» SET EXERCISE
Set out the part of the listing that opens with the line containing "purple-rect-node[interactable] bbox=[510, 316, 515, 321]" and closes with the line containing "welcome-button[interactable] bbox=[303, 17, 320, 34]" as a numbered list, both of those lines included and any blank lines dropped.

» RECORDS
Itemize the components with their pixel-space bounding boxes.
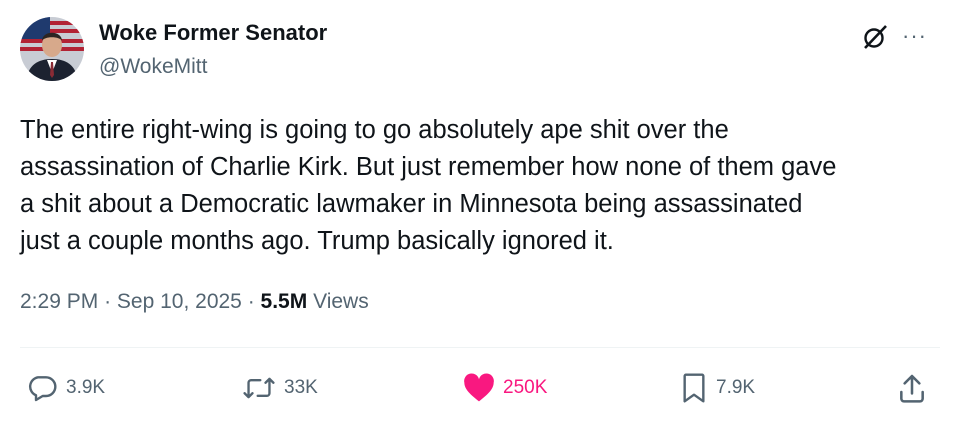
share-icon xyxy=(897,372,927,404)
share-button[interactable] xyxy=(897,370,927,406)
tweet-date[interactable]: Sep 10, 2025 xyxy=(117,290,242,313)
repost-count: 33K xyxy=(284,377,318,398)
bookmark-icon xyxy=(680,372,708,404)
meta-separator: · xyxy=(104,290,112,313)
grok-icon[interactable] xyxy=(862,24,888,50)
meta-separator: · xyxy=(247,290,255,313)
bookmark-count: 7.9K xyxy=(716,377,756,398)
like-button[interactable]: 250K xyxy=(463,370,547,406)
author-handle[interactable]: @WokeMitt xyxy=(99,55,207,79)
repost-button[interactable]: 33K xyxy=(242,370,318,406)
avatar[interactable] xyxy=(20,17,84,81)
more-icon[interactable]: ··· xyxy=(902,23,927,49)
heart-icon xyxy=(463,373,495,403)
reply-count: 3.9K xyxy=(66,377,106,398)
tweet-meta: 2:29 PM · Sep 10, 2025 · 5.5M Views xyxy=(20,290,369,314)
like-count: 250K xyxy=(503,377,548,398)
reply-icon xyxy=(26,372,58,404)
reply-button[interactable]: 3.9K xyxy=(26,370,105,406)
divider xyxy=(20,347,940,348)
avatar-image xyxy=(20,17,84,81)
views-label: Views xyxy=(313,290,369,313)
views-count: 5.5M xyxy=(260,290,308,313)
repost-icon xyxy=(242,372,276,404)
bookmark-button[interactable]: 7.9K xyxy=(680,370,755,406)
tweet-time[interactable]: 2:29 PM xyxy=(20,290,98,313)
tweet-text: The entire right-wing is going to go abs… xyxy=(20,116,837,255)
author-display-name[interactable]: Woke Former Senator xyxy=(99,20,327,46)
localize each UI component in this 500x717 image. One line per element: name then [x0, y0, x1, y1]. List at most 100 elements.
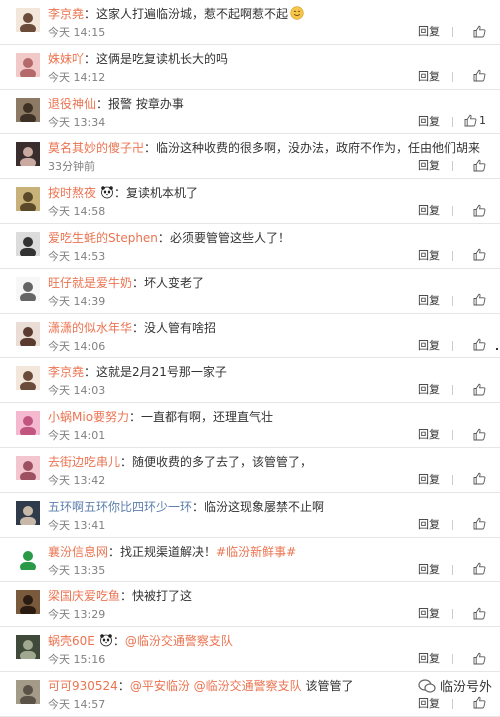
reply-button[interactable]: 回复 — [418, 249, 440, 263]
like-button[interactable] — [473, 650, 486, 666]
reply-button[interactable]: 回复 — [418, 518, 440, 532]
like-button[interactable] — [473, 381, 486, 397]
username-link[interactable]: 梁国庆爱吃鱼 — [48, 589, 120, 603]
like-button[interactable] — [473, 202, 486, 218]
username-link[interactable]: 去街边吃串儿 — [48, 455, 120, 469]
comment-time: 今天 14:39 — [48, 294, 106, 308]
avatar[interactable] — [16, 679, 40, 704]
avatar[interactable] — [16, 276, 40, 301]
avatar[interactable] — [16, 97, 40, 122]
action-separator — [452, 698, 453, 709]
comment-time: 今天 14:53 — [48, 249, 106, 263]
username-link[interactable]: 蜗壳60E — [48, 634, 95, 648]
avatar[interactable] — [16, 411, 40, 436]
avatar[interactable] — [16, 500, 40, 525]
comment-text: 这家人打遍临汾城，惹不起啊惹不起 — [96, 7, 289, 21]
like-button[interactable] — [473, 68, 486, 84]
action-separator — [452, 206, 453, 217]
mention-link[interactable]: @平安临汾 @临汾交通警察支队 — [130, 679, 302, 693]
thumbs-up-icon — [473, 517, 486, 530]
comment-text: 必须要管管这些人了！ — [169, 230, 290, 245]
thumbs-up-icon — [473, 428, 486, 441]
username-link[interactable]: 李京堯 — [48, 365, 84, 379]
comment-item: 小蜗Mio要努力：一直都有啊，还理直气壮 今天 14:01 回复 — [0, 403, 500, 448]
like-button[interactable] — [473, 561, 486, 577]
reply-button[interactable]: 回复 — [418, 70, 440, 84]
comment-text: 快被打了这 — [132, 589, 193, 604]
reply-button[interactable]: 回复 — [418, 339, 440, 353]
comment-line: 退役神仙：报警 按章办事 — [48, 96, 490, 112]
like-button[interactable] — [473, 426, 486, 442]
comment-text-tail: 该管管了 — [301, 678, 354, 693]
like-button[interactable] — [473, 292, 486, 308]
comment-item: 蜗壳60E ：@临汾交通警察支队 今天 15:16 回复 — [0, 627, 500, 672]
comment-line: 去街边吃串儿：随便收费的多了去了，该管管了， — [48, 454, 490, 470]
like-button[interactable] — [473, 247, 486, 263]
avatar[interactable] — [16, 635, 40, 660]
reply-button[interactable]: 回复 — [418, 563, 440, 577]
username-link[interactable]: 襄汾信息网 — [48, 545, 108, 559]
avatar[interactable] — [16, 187, 40, 212]
action-separator — [452, 430, 453, 441]
reply-button[interactable]: 回复 — [418, 473, 440, 487]
like-button[interactable]: 1 — [464, 113, 486, 129]
reply-button[interactable]: 回复 — [418, 652, 440, 666]
comment-line: 旺仔就是爱牛奶：坏人变老了 — [48, 275, 490, 291]
avatar[interactable] — [16, 545, 40, 570]
avatar[interactable] — [16, 52, 40, 77]
comment-time: 今天 13:41 — [48, 518, 106, 532]
like-button[interactable] — [473, 23, 486, 39]
like-button[interactable] — [473, 605, 486, 621]
username-link[interactable]: 小蜗Mio要努力 — [48, 410, 129, 424]
reply-button[interactable]: 回复 — [418, 383, 440, 397]
avatar[interactable] — [16, 8, 40, 32]
like-button[interactable] — [473, 157, 486, 173]
thumbs-up-icon — [473, 159, 486, 172]
reply-button[interactable]: 回复 — [418, 159, 440, 173]
username-link[interactable]: 李京堯 — [48, 7, 84, 21]
reply-button[interactable]: 回复 — [418, 115, 440, 129]
action-separator — [452, 519, 453, 530]
avatar[interactable] — [16, 142, 40, 167]
watermark-text: 临汾号外 — [439, 680, 492, 695]
reply-button[interactable]: 回复 — [418, 204, 440, 218]
username-link[interactable]: 可可930524 — [48, 679, 118, 693]
comment-time: 今天 13:35 — [48, 563, 106, 577]
comment-line: 爱吃生蚝的Stephen：必须要管管这些人了！ — [48, 230, 490, 246]
avatar[interactable] — [16, 321, 40, 346]
action-separator — [452, 27, 453, 37]
avatar[interactable] — [16, 590, 40, 615]
username-link[interactable]: 莫名其妙的傻子卍 — [48, 141, 144, 155]
reply-button[interactable]: 回复 — [418, 428, 440, 442]
username-link[interactable]: 五环啊五环你比四环少一环 — [48, 500, 192, 514]
thumbs-up-icon — [473, 293, 486, 306]
username-link[interactable]: 潇潇的似水年华 — [48, 321, 132, 335]
like-button[interactable] — [473, 516, 486, 532]
comment-text: 一直都有啊，还理直气壮 — [141, 410, 274, 425]
reply-button[interactable]: 回复 — [418, 294, 440, 308]
panda-icon — [99, 633, 113, 647]
username-link[interactable]: 爱吃生蚝的Stephen — [48, 231, 158, 245]
like-button[interactable] — [473, 471, 486, 487]
action-separator — [452, 340, 453, 351]
comment-line: 潇潇的似水年华：没人管有啥招 — [48, 320, 490, 336]
mention-link[interactable]: @临汾交通警察支队 — [125, 634, 233, 648]
avatar[interactable] — [16, 455, 40, 480]
username-link[interactable]: 旺仔就是爱牛奶 — [48, 276, 132, 290]
avatar[interactable] — [16, 366, 40, 391]
stray-dot — [496, 348, 498, 350]
username-link[interactable]: 姝妹吖 — [48, 52, 84, 66]
thumbs-up-icon — [464, 114, 477, 127]
mention-link[interactable]: #临汾新鲜事# — [216, 545, 296, 559]
reply-button[interactable]: 回复 — [418, 25, 440, 39]
like-button[interactable] — [473, 337, 486, 353]
reply-button[interactable]: 回复 — [418, 607, 440, 621]
comment-colon: ： — [112, 634, 125, 649]
avatar[interactable] — [16, 231, 40, 256]
comment-colon: ： — [132, 320, 145, 335]
comment-line: 姝妹吖：这俩是吃复读机长大的吗 — [48, 51, 490, 67]
comment-item: 去街边吃串儿：随便收费的多了去了，该管管了， 今天 13:42 回复 — [0, 448, 500, 493]
username-link[interactable]: 退役神仙 — [48, 97, 96, 111]
thumbs-up-icon — [473, 25, 486, 38]
username-link[interactable]: 按时熬夜 — [48, 186, 96, 200]
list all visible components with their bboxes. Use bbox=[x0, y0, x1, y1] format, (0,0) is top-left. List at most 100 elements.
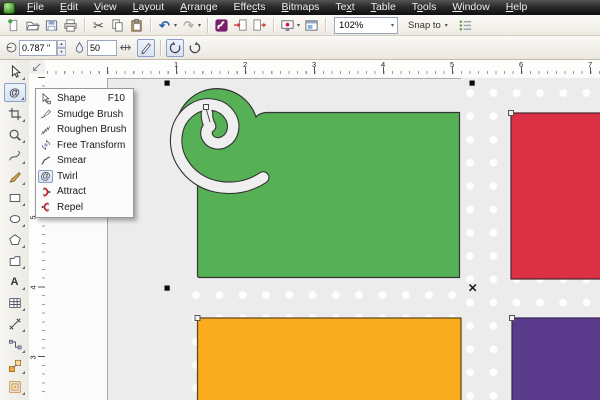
purple-rect-node[interactable] bbox=[510, 316, 515, 321]
flyout-item-repel[interactable]: Repel bbox=[36, 200, 133, 216]
counterclockwise-twirl-button[interactable] bbox=[166, 39, 184, 57]
twirlsmall-icon: @ bbox=[38, 170, 53, 183]
horizontal-ruler[interactable]: 1234567 bbox=[45, 60, 600, 75]
save-button[interactable] bbox=[43, 17, 60, 34]
paste-button[interactable] bbox=[128, 17, 145, 34]
clockwise-twirl-button[interactable] bbox=[186, 39, 204, 57]
menu-table[interactable]: Table bbox=[363, 0, 404, 15]
selection-center-x-marker[interactable] bbox=[470, 285, 476, 291]
toolbox-blend-tool[interactable] bbox=[4, 356, 26, 375]
vruler-number: 3 bbox=[29, 355, 38, 359]
toolbox-ellipse-tool[interactable] bbox=[4, 209, 26, 228]
toolbar-separator bbox=[150, 18, 151, 33]
toolbox-connector-tool[interactable] bbox=[4, 335, 26, 354]
menu-layout[interactable]: Layout bbox=[125, 0, 173, 15]
toolbox-basic-shapes-tool[interactable] bbox=[4, 251, 26, 270]
welcome-button[interactable] bbox=[303, 17, 320, 34]
selection-handle-top-right[interactable] bbox=[470, 81, 475, 86]
selection-handle-top-left[interactable] bbox=[165, 81, 170, 86]
standard-toolbar: ✂↶▾↷▾▾102%▾Snap to▾ bbox=[0, 15, 600, 36]
orange-rectangle[interactable] bbox=[198, 318, 462, 400]
freetransform-icon bbox=[38, 139, 53, 152]
snap-to-dropdown-arrow-icon[interactable]: ▾ bbox=[445, 22, 448, 29]
red-rect-node[interactable] bbox=[509, 111, 514, 116]
orange-rect-node[interactable] bbox=[195, 316, 200, 321]
toolbox-zoom-tool[interactable] bbox=[4, 125, 26, 144]
menu-help[interactable]: Help bbox=[498, 0, 536, 15]
attract-icon bbox=[38, 185, 53, 198]
zoom-level-combo[interactable]: 102% ▾ bbox=[334, 17, 398, 34]
zoom-level-value: 102% bbox=[339, 20, 363, 31]
hruler-number: 6 bbox=[519, 60, 523, 69]
app-logo-icon bbox=[3, 2, 15, 14]
hruler-number: 1 bbox=[174, 60, 178, 69]
export-button[interactable] bbox=[251, 17, 268, 34]
hruler-number: 7 bbox=[588, 60, 592, 69]
menu-text[interactable]: Text bbox=[327, 0, 362, 15]
menu-window[interactable]: Window bbox=[444, 0, 497, 15]
spread-icon bbox=[118, 41, 132, 55]
import-button[interactable] bbox=[232, 17, 249, 34]
hruler-number: 2 bbox=[243, 60, 247, 69]
dropdown-arrow-icon[interactable]: ▾ bbox=[297, 22, 300, 29]
toolbox-dimension-tool[interactable] bbox=[4, 314, 26, 333]
toolbox-rectangle-tool[interactable] bbox=[4, 188, 26, 207]
flyout-item-label: Twirl bbox=[57, 171, 78, 182]
flyout-item-free-transform[interactable]: Free Transform bbox=[36, 138, 133, 154]
shape-icon bbox=[38, 92, 53, 105]
toolbox-polygon-tool[interactable] bbox=[4, 230, 26, 249]
flyout-item-shape[interactable]: ShapeF10 bbox=[36, 91, 133, 107]
menu-bar: FileEditViewLayoutArrangeEffectsBitmapsT… bbox=[0, 0, 600, 15]
flyout-item-attract[interactable]: Attract bbox=[36, 184, 133, 200]
toolbox-crop-tool[interactable] bbox=[4, 104, 26, 123]
purple-rectangle[interactable] bbox=[512, 318, 600, 400]
dropdown-arrow-icon[interactable]: ▾ bbox=[174, 22, 177, 29]
menu-tools[interactable]: Tools bbox=[404, 0, 445, 15]
pen-pressure-button[interactable] bbox=[137, 39, 155, 57]
flyout-item-roughen-brush[interactable]: Roughen Brush bbox=[36, 122, 133, 138]
toolbar-separator bbox=[84, 18, 85, 33]
red-rectangle[interactable] bbox=[511, 113, 600, 279]
toolbox-table-tool[interactable] bbox=[4, 293, 26, 312]
open-button[interactable] bbox=[24, 17, 41, 34]
menu-arrange[interactable]: Arrange bbox=[172, 0, 225, 15]
menu-effects[interactable]: Effects bbox=[226, 0, 274, 15]
roughen-icon bbox=[38, 123, 53, 136]
launcher-button[interactable] bbox=[279, 17, 296, 34]
toolbox-freehand-tool[interactable] bbox=[4, 146, 26, 165]
redo-button[interactable]: ↷ bbox=[180, 17, 197, 34]
print-button[interactable] bbox=[62, 17, 79, 34]
dropdown-arrow-icon[interactable]: ▾ bbox=[198, 22, 201, 29]
menu-bitmaps[interactable]: Bitmaps bbox=[273, 0, 327, 15]
toolbox-artistic-media-tool[interactable] bbox=[4, 167, 26, 186]
rate-input[interactable] bbox=[87, 40, 117, 56]
options-button[interactable] bbox=[457, 17, 474, 34]
cut-button[interactable]: ✂ bbox=[90, 17, 107, 34]
nib-size-spinner[interactable]: ▲▼ bbox=[57, 40, 66, 56]
smudge-icon bbox=[38, 108, 53, 121]
menu-edit[interactable]: Edit bbox=[52, 0, 86, 15]
snap-to-button[interactable]: Snap to ▾ bbox=[408, 20, 450, 31]
flyout-item-twirl[interactable]: @ Twirl bbox=[36, 169, 133, 185]
flyout-item-smudge-brush[interactable]: Smudge Brush bbox=[36, 107, 133, 123]
connect-button[interactable] bbox=[213, 17, 230, 34]
zoom-dropdown-arrow-icon[interactable]: ▾ bbox=[391, 22, 394, 29]
toolbox-contour-tool[interactable] bbox=[4, 377, 26, 396]
toolbox-text-tool[interactable]: A bbox=[4, 272, 26, 291]
twirl-node-handle[interactable] bbox=[204, 105, 209, 110]
flyout-item-smear[interactable]: Smear bbox=[36, 153, 133, 169]
menu-view[interactable]: View bbox=[86, 0, 125, 15]
selection-handle-bottom-left[interactable] bbox=[165, 286, 170, 291]
hruler-number: 3 bbox=[312, 60, 316, 69]
toolbox-pick-tool[interactable] bbox=[4, 62, 26, 81]
copy-button[interactable] bbox=[109, 17, 126, 34]
menu-file[interactable]: File bbox=[19, 0, 52, 15]
new-button[interactable] bbox=[5, 17, 22, 34]
snap-to-label: Snap to bbox=[408, 20, 441, 31]
shape-tool-flyout-menu: ShapeF10Smudge BrushRoughen BrushFree Tr… bbox=[35, 88, 134, 218]
undo-button[interactable]: ↶ bbox=[156, 17, 173, 34]
ruler-origin-button[interactable] bbox=[29, 60, 46, 75]
toolbox-twirl-tool[interactable]: @ bbox=[4, 83, 26, 102]
property-bar: ▲▼ bbox=[0, 36, 600, 60]
nib-size-input[interactable] bbox=[19, 40, 57, 56]
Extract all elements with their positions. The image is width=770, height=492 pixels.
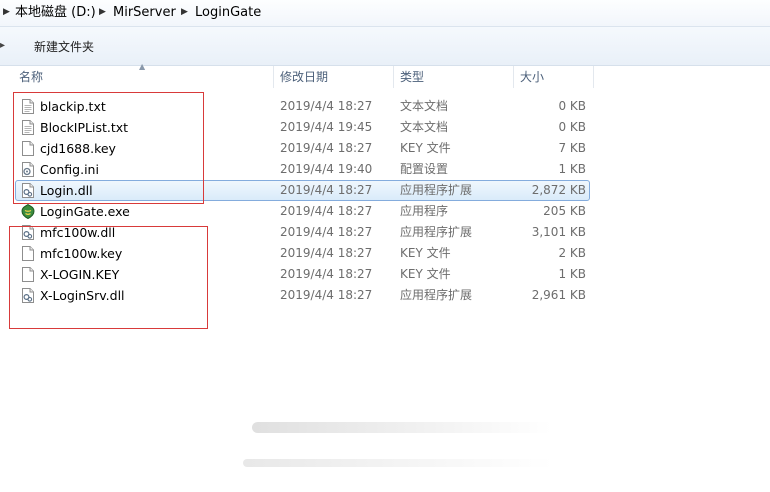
column-divider[interactable] — [273, 66, 274, 88]
toolbar: ▸ 新建文件夹 — [0, 27, 770, 66]
column-size-header[interactable]: 大小 — [520, 66, 544, 88]
file-type: 文本文档 — [400, 99, 449, 113]
address-bar[interactable]: ▶ 本地磁盘 (D:) ▶ MirServer ▶ LoginGate — [0, 0, 770, 27]
file-name: LoginGate.exe — [40, 204, 130, 219]
file-date: 2019/4/4 19:40 — [280, 162, 373, 176]
blur-artifact — [243, 459, 553, 467]
column-divider[interactable] — [393, 66, 394, 88]
file-date: 2019/4/4 18:27 — [280, 246, 373, 260]
file-type: 文本文档 — [400, 120, 449, 134]
exe-app-icon — [21, 203, 35, 220]
annotation-box-bottom — [9, 226, 208, 329]
column-date-header[interactable]: 修改日期 — [280, 66, 328, 88]
file-date: 2019/4/4 18:27 — [280, 267, 373, 281]
file-size: 7 KB — [558, 141, 586, 155]
file-row[interactable]: LoginGate.exe 2019/4/4 18:27 应用程序 205 KB — [0, 201, 770, 222]
file-size: 2 KB — [558, 246, 586, 260]
file-date: 2019/4/4 18:27 — [280, 204, 373, 218]
file-size: 0 KB — [558, 99, 586, 113]
file-size: 0 KB — [558, 120, 586, 134]
file-size: 1 KB — [558, 162, 586, 176]
annotation-box-top — [13, 92, 204, 204]
column-header: ▲ 名称 修改日期 类型 大小 — [0, 62, 770, 88]
file-date: 2019/4/4 18:27 — [280, 288, 373, 302]
blur-artifact — [252, 422, 552, 433]
breadcrumb-chevron-icon[interactable]: ▶ — [99, 5, 106, 19]
file-size: 205 KB — [543, 204, 586, 218]
file-type: KEY 文件 — [400, 246, 451, 260]
file-type: 应用程序扩展 — [400, 225, 473, 239]
file-type: KEY 文件 — [400, 141, 451, 155]
file-date: 2019/4/4 19:45 — [280, 120, 373, 134]
file-date: 2019/4/4 18:27 — [280, 225, 373, 239]
file-size: 3,101 KB — [531, 225, 586, 239]
column-name-header[interactable]: 名称 — [19, 66, 43, 88]
breadcrumb-chevron-icon[interactable]: ▶ — [3, 5, 10, 19]
file-type: KEY 文件 — [400, 267, 451, 281]
breadcrumb-item-logingate[interactable]: LoginGate — [195, 4, 261, 22]
new-folder-button[interactable]: 新建文件夹 — [34, 38, 94, 56]
breadcrumb-chevron-icon[interactable]: ▶ — [181, 5, 188, 19]
breadcrumb-item-mirserver[interactable]: MirServer — [113, 4, 176, 22]
file-date: 2019/4/4 18:27 — [280, 99, 373, 113]
file-size: 1 KB — [558, 267, 586, 281]
file-date: 2019/4/4 18:27 — [280, 141, 373, 155]
toolbar-overflow-icon[interactable]: ▸ — [0, 40, 5, 51]
file-size: 2,872 KB — [531, 183, 586, 197]
file-date: 2019/4/4 18:27 — [280, 183, 373, 197]
column-type-header[interactable]: 类型 — [400, 66, 424, 88]
sort-ascending-icon: ▲ — [139, 62, 146, 71]
column-divider[interactable] — [593, 66, 594, 88]
file-size: 2,961 KB — [531, 288, 586, 302]
column-divider[interactable] — [513, 66, 514, 88]
file-type: 应用程序扩展 — [400, 288, 473, 302]
file-type: 配置设置 — [400, 162, 449, 176]
file-type: 应用程序 — [400, 204, 449, 218]
breadcrumb-item-drive[interactable]: 本地磁盘 (D:) — [15, 4, 96, 22]
file-type: 应用程序扩展 — [400, 183, 473, 197]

» TASK ANSWER
1. purple-rect-node[interactable] bbox=[510, 316, 515, 321]
2. flyout-item-repel[interactable]: Repel bbox=[36, 200, 133, 216]
3. counterclockwise-twirl-button[interactable] bbox=[166, 39, 184, 57]
4. twirlsmall-icon: @ bbox=[38, 170, 53, 183]
5. horizontal-ruler[interactable]: 1234567 bbox=[45, 60, 600, 75]
6. save-button[interactable] bbox=[43, 17, 60, 34]
7. paste-button[interactable] bbox=[128, 17, 145, 34]
8. clockwise-twirl-button[interactable] bbox=[186, 39, 204, 57]
9. menu-table[interactable]: Table bbox=[363, 0, 404, 15]
10. selection-center-x-marker[interactable] bbox=[470, 285, 476, 291]
11. toolbox-blend-tool[interactable] bbox=[4, 356, 26, 375]
12. vruler-number: 3 bbox=[29, 355, 38, 359]
13. toolbox-ellipse-tool[interactable] bbox=[4, 209, 26, 228]
14. toolbar-separator bbox=[150, 18, 151, 33]
15. toolbox-connector-tool[interactable] bbox=[4, 335, 26, 354]
16. menu-layout[interactable]: Layout bbox=[125, 0, 173, 15]
17. toolbox-basic-shapes-tool[interactable] bbox=[4, 251, 26, 270]
18. welcome-button[interactable] bbox=[303, 17, 320, 34]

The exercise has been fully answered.